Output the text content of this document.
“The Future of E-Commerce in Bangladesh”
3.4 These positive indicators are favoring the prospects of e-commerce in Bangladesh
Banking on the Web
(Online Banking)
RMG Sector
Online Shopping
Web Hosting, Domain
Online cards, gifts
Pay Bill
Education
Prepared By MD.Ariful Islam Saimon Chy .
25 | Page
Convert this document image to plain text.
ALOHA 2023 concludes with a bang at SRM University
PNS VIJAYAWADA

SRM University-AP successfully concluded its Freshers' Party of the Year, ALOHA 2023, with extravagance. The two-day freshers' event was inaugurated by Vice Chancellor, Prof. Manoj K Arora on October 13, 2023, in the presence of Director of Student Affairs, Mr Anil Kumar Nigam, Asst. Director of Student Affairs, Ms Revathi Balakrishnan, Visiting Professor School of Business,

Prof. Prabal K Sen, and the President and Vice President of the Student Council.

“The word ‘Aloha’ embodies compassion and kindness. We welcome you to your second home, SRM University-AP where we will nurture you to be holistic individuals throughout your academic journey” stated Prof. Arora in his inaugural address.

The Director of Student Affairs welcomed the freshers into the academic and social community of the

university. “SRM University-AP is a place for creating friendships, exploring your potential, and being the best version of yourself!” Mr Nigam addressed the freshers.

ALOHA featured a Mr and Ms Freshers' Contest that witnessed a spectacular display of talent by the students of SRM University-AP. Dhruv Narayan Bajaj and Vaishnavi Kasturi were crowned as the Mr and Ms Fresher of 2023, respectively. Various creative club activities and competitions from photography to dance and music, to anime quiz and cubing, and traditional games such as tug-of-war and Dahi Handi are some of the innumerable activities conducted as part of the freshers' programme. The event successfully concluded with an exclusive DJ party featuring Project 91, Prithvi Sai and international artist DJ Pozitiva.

Task to complete: Beginning at the line where "Convert this document image to plain text." appears, extract each line through the end of the data above; keep them exact and include nothing else.

Task response:
Convert this document image to plain text.
ALOHA 2023 concludes with a bang at SRM University
PNS VIJAYAWADA

SRM University-AP successfully concluded its Freshers' Party of the Year, ALOHA 2023, with extravagance. The two-day freshers' event was inaugurated by Vice Chancellor, Prof. Manoj K Arora on October 13, 2023, in the presence of Director of Student Affairs, Mr Anil Kumar Nigam, Asst. Director of Student Affairs, Ms Revathi Balakrishnan, Visiting Professor School of Business,

Prof. Prabal K Sen, and the President and Vice President of the Student Council.

“The word ‘Aloha’ embodies compassion and kindness. We welcome you to your second home, SRM University-AP where we will nurture you to be holistic individuals throughout your academic journey” stated Prof. Arora in his inaugural address.

The Director of Student Affairs welcomed the freshers into the academic and social community of the

university. “SRM University-AP is a place for creating friendships, exploring your potential, and being the best version of yourself!” Mr Nigam addressed the freshers.

ALOHA featured a Mr and Ms Freshers' Contest that witnessed a spectacular display of talent by the students of SRM University-AP. Dhruv Narayan Bajaj and Vaishnavi Kasturi were crowned as the Mr and Ms Fresher of 2023, respectively. Various creative club activities and competitions from photography to dance and music, to anime quiz and cubing, and traditional games such as tug-of-war and Dahi Handi are some of the innumerable activities conducted as part of the freshers' programme. The event successfully concluded with an exclusive DJ party featuring Project 91, Prithvi Sai and international artist DJ Pozitiva.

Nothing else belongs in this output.